• **TASK STATEMENT**: From the entries provided below, copy each line that contains the word "relatively".

Raw records:
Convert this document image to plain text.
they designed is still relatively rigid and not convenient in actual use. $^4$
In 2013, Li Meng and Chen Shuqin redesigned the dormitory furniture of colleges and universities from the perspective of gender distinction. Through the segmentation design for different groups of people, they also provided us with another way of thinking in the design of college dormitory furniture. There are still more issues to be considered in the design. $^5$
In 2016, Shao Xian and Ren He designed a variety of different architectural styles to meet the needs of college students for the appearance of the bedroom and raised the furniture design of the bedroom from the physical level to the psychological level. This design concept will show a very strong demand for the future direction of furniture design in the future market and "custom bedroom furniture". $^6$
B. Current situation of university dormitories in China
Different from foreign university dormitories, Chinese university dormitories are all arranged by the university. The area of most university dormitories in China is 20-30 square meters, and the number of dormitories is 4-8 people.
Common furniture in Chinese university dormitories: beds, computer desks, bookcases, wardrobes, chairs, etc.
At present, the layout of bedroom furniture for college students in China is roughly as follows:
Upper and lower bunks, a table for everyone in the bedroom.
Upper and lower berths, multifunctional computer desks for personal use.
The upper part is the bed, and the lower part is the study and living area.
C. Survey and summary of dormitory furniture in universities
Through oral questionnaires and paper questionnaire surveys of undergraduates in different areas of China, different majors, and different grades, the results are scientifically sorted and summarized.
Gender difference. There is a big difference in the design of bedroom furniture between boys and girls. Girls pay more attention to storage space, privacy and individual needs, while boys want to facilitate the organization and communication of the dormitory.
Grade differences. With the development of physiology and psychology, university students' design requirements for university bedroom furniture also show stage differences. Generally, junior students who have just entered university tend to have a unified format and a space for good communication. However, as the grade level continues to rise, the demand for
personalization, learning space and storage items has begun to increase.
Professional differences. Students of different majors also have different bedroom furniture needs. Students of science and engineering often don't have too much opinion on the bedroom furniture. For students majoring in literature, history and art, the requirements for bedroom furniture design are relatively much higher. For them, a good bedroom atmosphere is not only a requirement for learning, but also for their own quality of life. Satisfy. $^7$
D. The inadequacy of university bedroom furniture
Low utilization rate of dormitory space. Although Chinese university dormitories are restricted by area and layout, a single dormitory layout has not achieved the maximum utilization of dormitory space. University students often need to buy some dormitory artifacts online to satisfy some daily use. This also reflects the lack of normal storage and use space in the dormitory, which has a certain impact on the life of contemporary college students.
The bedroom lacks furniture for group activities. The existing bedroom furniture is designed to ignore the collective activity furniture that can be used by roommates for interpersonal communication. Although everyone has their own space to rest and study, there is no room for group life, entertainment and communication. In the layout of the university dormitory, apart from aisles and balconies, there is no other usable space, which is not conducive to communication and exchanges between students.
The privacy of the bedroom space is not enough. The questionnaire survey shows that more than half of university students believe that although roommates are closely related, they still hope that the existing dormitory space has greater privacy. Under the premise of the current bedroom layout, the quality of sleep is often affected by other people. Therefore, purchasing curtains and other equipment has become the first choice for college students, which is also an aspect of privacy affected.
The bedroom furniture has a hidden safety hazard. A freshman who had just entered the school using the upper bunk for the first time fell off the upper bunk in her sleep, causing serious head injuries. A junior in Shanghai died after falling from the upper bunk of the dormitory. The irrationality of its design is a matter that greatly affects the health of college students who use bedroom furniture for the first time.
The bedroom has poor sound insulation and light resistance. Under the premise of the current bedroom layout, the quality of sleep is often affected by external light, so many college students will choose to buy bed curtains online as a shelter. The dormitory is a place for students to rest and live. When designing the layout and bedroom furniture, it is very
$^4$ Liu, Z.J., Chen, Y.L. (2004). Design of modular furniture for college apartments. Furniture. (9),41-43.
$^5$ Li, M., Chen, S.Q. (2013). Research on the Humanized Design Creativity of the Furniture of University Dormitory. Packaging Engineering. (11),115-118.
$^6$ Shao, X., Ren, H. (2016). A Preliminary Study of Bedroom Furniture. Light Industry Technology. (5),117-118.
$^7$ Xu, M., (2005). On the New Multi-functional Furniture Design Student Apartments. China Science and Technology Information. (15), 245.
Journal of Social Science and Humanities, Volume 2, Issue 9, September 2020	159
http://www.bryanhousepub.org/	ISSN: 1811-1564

• **SOLUTION TO THIS TASK**:
they designed is still relatively rigid and not convenient in actual use. $^4$
Professional differences. Students of different majors also have different bedroom furniture needs. Students of science and engineering often don't have too much opinion on the bedroom furniture. For students majoring in literature, history and art, the requirements for bedroom furniture design are relatively much higher. For them, a good bedroom atmosphere is not only a requirement for learning, but also for their own quality of life. Satisfy. $^7$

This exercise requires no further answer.